### [Excerpted passage]
########
Posted on July 14, 2016

We welcome back guest blogger Professor Susan C. Morse from University of Texas School of Law and first-time PT blogger Professor Stephen E. Shay from Harvard.  Professors Morse and Shay joined forces with other law professors with expertise in tax administration and international tax identified in the body of the blog to produce an amicus brief designed to persuade the 9th Circuit that the Tax Court went too far in striking down Treasury regulations requiring the sharing of stock-based compensation costs in Altera.  This post explains the arguments presented in their brief.  We have previously blogged about Altera here.  It is certainly no exaggeration to describe Altera as the most important decision of the Tax Court in 2015.  The outcome of the case at the Circuit Court level has significant importance and the amicus brief offers the Court valuable insight.  Keith

In 2013, one of us did a presentation at a Tax Executives’ Institute lunch panel in the heart of Silicon Valley.   In the presentation, she dismissed the idea that Treasury’s 2003 regulations requiring the sharing of stock-based compensation costs in cost-sharing agreements could be anything but valid.  There was an audience question, “What about Altera?”  She simply replied, “What about Mayo?”  It seemed the obvious response.  But, apparently, Mayo was not sufficient for the Tax Court.

Mayo confirmed that Treasury regulations promulgated under Administrative Procedure Act (APA) notice and comment procedures, like administrative regulations under non-tax law, receive full Chevron deference.  For several years around the time that Mayo was decided, the tax administrative law literature was largely absorbed with issues like the deference due to more informal guidance, such as notices and revenue rulings.  But the final, notice-and-comment regulations that required the inclusion of stock-based compensation in the cost base for cost-sharing agreements were outside that discussion.   Surely, deference would be due.

Yet the Tax Court in Altera invalidated Treas. Reg.  § 1.482-7(d)(2)(2003) under the APA.  The Tax Court’s decision was not based on APA § 553(c), which contemplates the notice-and-comment rulemaking process and supports deference under Mayo (as well as Chevron).  Rather, the decision was based on APA § 706(2)(A), which empowers a court to invalidate a rule that is “arbitrary” and “capricious.”  The Tax Court relied on case law including State Farm, a 1983 Supreme Court case that found an administrative action reversing prior action to be arbitrary because it was unexplained and contrary to evidence in the regulatory record.   In Encino Motorcars, a June 2016 case, the Supreme Court said the arbitrary and capricious standard required of an agency “adequate reasons for its decisions.”

The Altera Tax Court focused its arbitrary and capricious analysis on Treasury’s decision to require the sharing of stock-based compensation expense for controlled party cost-sharing agreements in the presence of evidence (submitted in the notice-and-comment process) that uncontrolled parties did not share costs in joint development agreements.  There are now three briefs that support the government’s appeal and request to the Ninth Circuit that it reverse the Tax Court decision, including the Department of Justice’s brief and two amicus briefs.
########
### [Problems and tasks]
a – In the Altera post, which APA provision was the Tax Court's decision based on?
b – Return everything in the Altera post from "Mayo confirmed that" down to "would be due.", copied word for word.

### [Data provided]
########
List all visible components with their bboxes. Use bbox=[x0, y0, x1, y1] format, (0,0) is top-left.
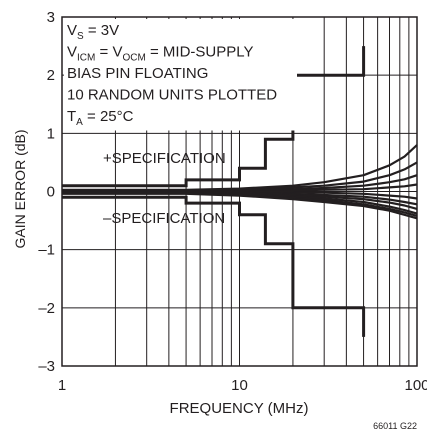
########
### [Outputs]
a – APA § 706(2)(A)

b –
Mayo confirmed that Treasury regulations promulgated under Administrative Procedure Act (APA) notice and comment procedures, like administrative regulations under non-tax law, receive full Chevron deference.  For several years around the time that Mayo was decided, the tax administrative law literature was largely absorbed with issues like the deference due to more informal guidance, such as notices and revenue rulings.  But the final, notice-and-comment regulations that required the inclusion of stock-based compensation in the cost base for cost-sharing agreements were outside that discussion.   Surely, deference would be due.